[Stored data]
▬▬▬

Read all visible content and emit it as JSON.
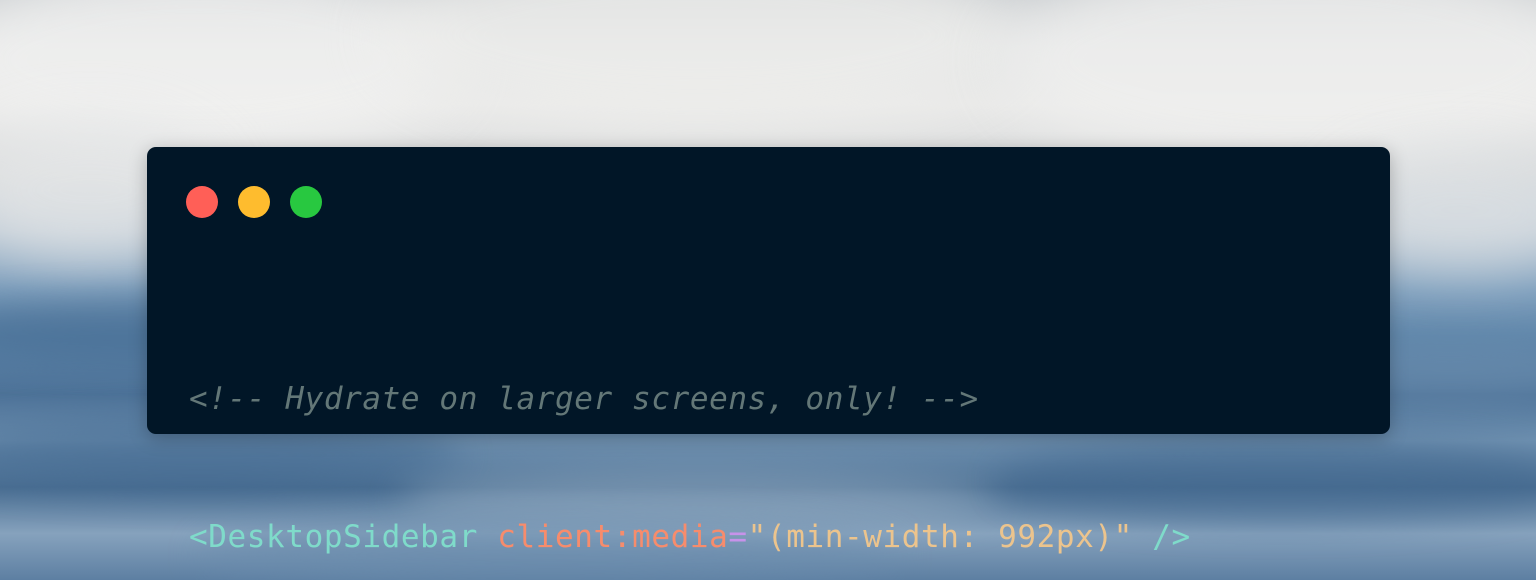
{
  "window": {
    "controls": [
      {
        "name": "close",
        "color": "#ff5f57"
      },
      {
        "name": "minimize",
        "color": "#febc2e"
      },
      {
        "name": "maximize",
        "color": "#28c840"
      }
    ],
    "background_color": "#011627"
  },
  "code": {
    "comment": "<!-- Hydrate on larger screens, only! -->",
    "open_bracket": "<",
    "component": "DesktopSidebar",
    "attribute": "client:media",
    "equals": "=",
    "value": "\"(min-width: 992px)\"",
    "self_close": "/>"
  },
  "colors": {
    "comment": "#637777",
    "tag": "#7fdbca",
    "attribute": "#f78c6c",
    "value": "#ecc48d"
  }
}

▬▬▬

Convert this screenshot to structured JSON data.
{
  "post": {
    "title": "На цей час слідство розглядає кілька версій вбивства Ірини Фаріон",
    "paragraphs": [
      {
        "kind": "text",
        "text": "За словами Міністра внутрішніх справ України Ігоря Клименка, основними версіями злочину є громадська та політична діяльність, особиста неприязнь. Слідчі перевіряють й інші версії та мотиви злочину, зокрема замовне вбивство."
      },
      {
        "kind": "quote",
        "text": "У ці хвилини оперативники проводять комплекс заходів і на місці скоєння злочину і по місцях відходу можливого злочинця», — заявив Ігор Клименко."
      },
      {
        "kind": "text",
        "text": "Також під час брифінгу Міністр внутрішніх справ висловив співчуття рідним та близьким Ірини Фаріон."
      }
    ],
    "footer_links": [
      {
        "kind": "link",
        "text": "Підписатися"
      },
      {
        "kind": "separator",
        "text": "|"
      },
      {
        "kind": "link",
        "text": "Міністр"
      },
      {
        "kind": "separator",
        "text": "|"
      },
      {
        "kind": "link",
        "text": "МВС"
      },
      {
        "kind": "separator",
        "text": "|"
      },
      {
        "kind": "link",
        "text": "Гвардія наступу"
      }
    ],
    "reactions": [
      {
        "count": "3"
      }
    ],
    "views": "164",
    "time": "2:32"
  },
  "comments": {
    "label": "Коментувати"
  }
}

▬▬▬

* [Task statement]
Of the lines in this listing, how many contain "attribute"? Reply with the number and nothing more.

* [Problem solution]
2